Problem statement
The records below are to be copied word for word, with every picture left out.

Supplied data
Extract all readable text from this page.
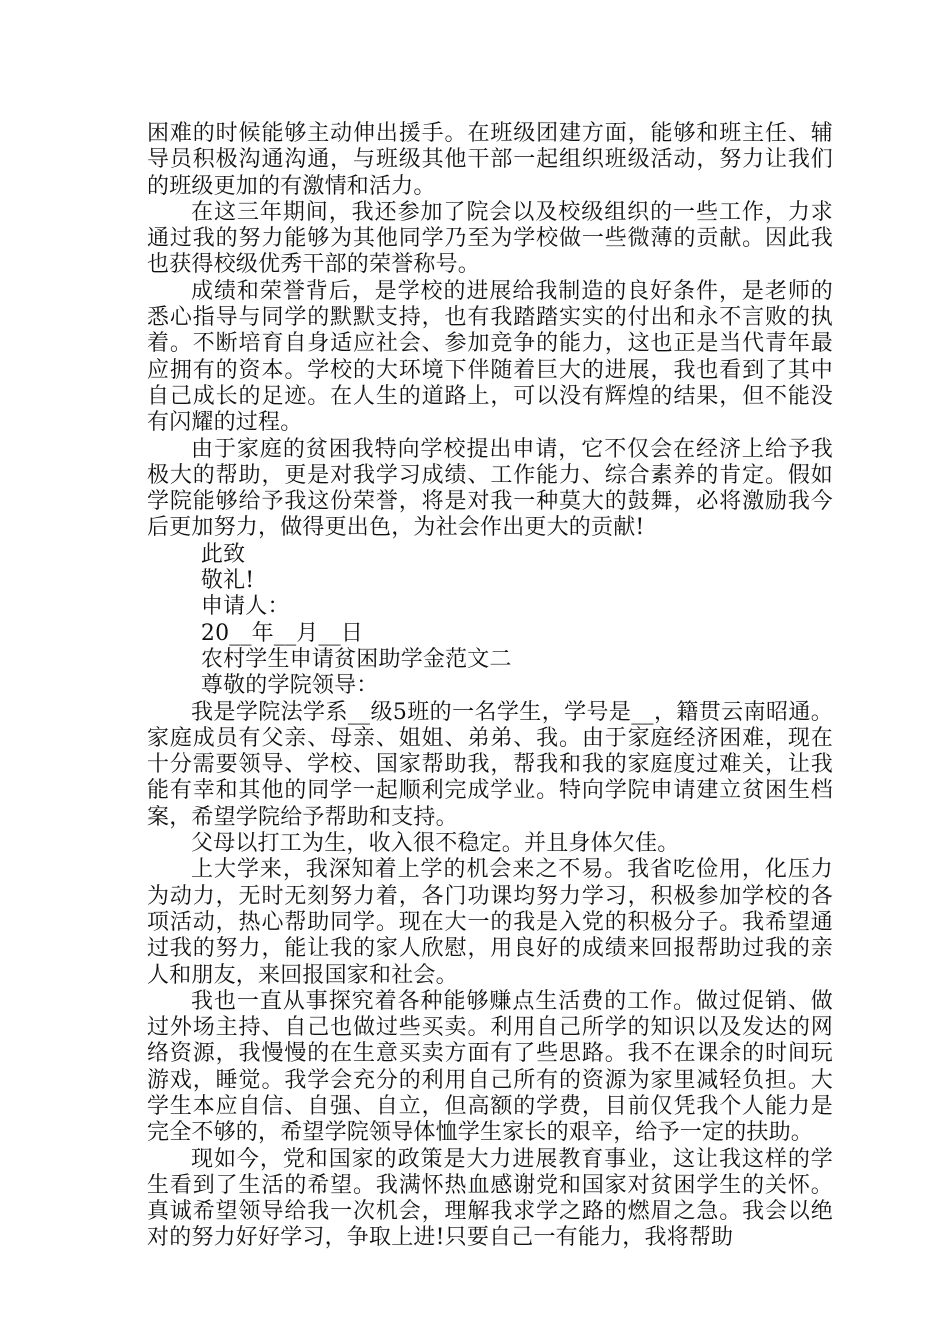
困难的时候能够主动伸出援手。在班级团建方面，能够和班主任、辅导员积极沟通沟通，与班级其他干部一起组织班级活动，努力让我们的班级更加的有激情和活力。

在这三年期间，我还参加了院会以及校级组织的一些工作，力求通过我的努力能够为其他同学乃至为学校做一些微薄的贡献。因此我也获得校级优秀干部的荣誉称号。

成绩和荣誉背后，是学校的进展给我制造的良好条件，是老师的悉心指导与同学的默默支持，也有我踏踏实实的付出和永不言败的执着。不断培育自身适应社会、参加竞争的能力，这也正是当代青年最应拥有的资本。学校的大环境下伴随着巨大的进展，我也看到了其中自己成长的足迹。在人生的道路上，可以没有辉煌的结果，但不能没有闪耀的过程。

由于家庭的贫困我特向学校提出申请，它不仅会在经济上给予我极大的帮助，更是对我学习成绩、工作能力、综合素养的肯定。假如学院能够给予我这份荣誉，将是对我一种莫大的鼓舞，必将激励我今后更加努力，做得更出色，为社会作出更大的贡献!

此致

敬礼!

申请人：

20__年__月__日

农村学生申请贫困助学金范文二

尊敬的学院领导：

我是学院法学系__级5班的一名学生，学号是__，籍贯云南昭通。家庭成员有父亲、母亲、姐姐、弟弟、我。由于家庭经济困难，现在十分需要领导、学校、国家帮助我，帮我和我的家庭度过难关，让我能有幸和其他的同学一起顺利完成学业。特向学院申请建立贫困生档案，希望学院给予帮助和支持。

父母以打工为生，收入很不稳定。并且身体欠佳。

上大学来，我深知着上学的机会来之不易。我省吃俭用，化压力为动力，无时无刻努力着，各门功课均努力学习，积极参加学校的各项活动，热心帮助同学。现在大一的我是入党的积极分子。我希望通过我的努力，能让我的家人欣慰，用良好的成绩来回报帮助过我的亲人和朋友，来回报国家和社会。

我也一直从事探究着各种能够赚点生活费的工作。做过促销、做过外场主持、自己也做过些买卖。利用自己所学的知识以及发达的网络资源，我慢慢的在生意买卖方面有了些思路。我不在课余的时间玩游戏，睡觉。我学会充分的利用自己所有的资源为家里减轻负担。大学生本应自信、自强、自立，但高额的学费，目前仅凭我个人能力是完全不够的，希望学院领导体恤学生家长的艰辛，给予一定的扶助。

现如今，党和国家的政策是大力进展教育事业，这让我这样的学生看到了生活的希望。我满怀热血感谢党和国家对贫困学生的关怀。真诚希望领导给我一次机会，理解我求学之路的燃眉之急。我会以绝对的努力好好学习，争取上进!只要自己一有能力，我将帮助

Reply to the task
Extract all readable text from this page.
困难的时候能够主动伸出援手。在班级团建方面，能够和班主任、辅导员积极沟通沟通，与班级其他干部一起组织班级活动，努力让我们的班级更加的有激情和活力。

在这三年期间，我还参加了院会以及校级组织的一些工作，力求通过我的努力能够为其他同学乃至为学校做一些微薄的贡献。因此我也获得校级优秀干部的荣誉称号。

成绩和荣誉背后，是学校的进展给我制造的良好条件，是老师的悉心指导与同学的默默支持，也有我踏踏实实的付出和永不言败的执着。不断培育自身适应社会、参加竞争的能力，这也正是当代青年最应拥有的资本。学校的大环境下伴随着巨大的进展，我也看到了其中自己成长的足迹。在人生的道路上，可以没有辉煌的结果，但不能没有闪耀的过程。

由于家庭的贫困我特向学校提出申请，它不仅会在经济上给予我极大的帮助，更是对我学习成绩、工作能力、综合素养的肯定。假如学院能够给予我这份荣誉，将是对我一种莫大的鼓舞，必将激励我今后更加努力，做得更出色，为社会作出更大的贡献!

此致

敬礼!

申请人：

20__年__月__日

农村学生申请贫困助学金范文二

尊敬的学院领导：

我是学院法学系__级5班的一名学生，学号是__，籍贯云南昭通。家庭成员有父亲、母亲、姐姐、弟弟、我。由于家庭经济困难，现在十分需要领导、学校、国家帮助我，帮我和我的家庭度过难关，让我能有幸和其他的同学一起顺利完成学业。特向学院申请建立贫困生档案，希望学院给予帮助和支持。

父母以打工为生，收入很不稳定。并且身体欠佳。

上大学来，我深知着上学的机会来之不易。我省吃俭用，化压力为动力，无时无刻努力着，各门功课均努力学习，积极参加学校的各项活动，热心帮助同学。现在大一的我是入党的积极分子。我希望通过我的努力，能让我的家人欣慰，用良好的成绩来回报帮助过我的亲人和朋友，来回报国家和社会。

我也一直从事探究着各种能够赚点生活费的工作。做过促销、做过外场主持、自己也做过些买卖。利用自己所学的知识以及发达的网络资源，我慢慢的在生意买卖方面有了些思路。我不在课余的时间玩游戏，睡觉。我学会充分的利用自己所有的资源为家里减轻负担。大学生本应自信、自强、自立，但高额的学费，目前仅凭我个人能力是完全不够的，希望学院领导体恤学生家长的艰辛，给予一定的扶助。

现如今，党和国家的政策是大力进展教育事业，这让我这样的学生看到了生活的希望。我满怀热血感谢党和国家对贫困学生的关怀。真诚希望领导给我一次机会，理解我求学之路的燃眉之急。我会以绝对的努力好好学习，争取上进!只要自己一有能力，我将帮助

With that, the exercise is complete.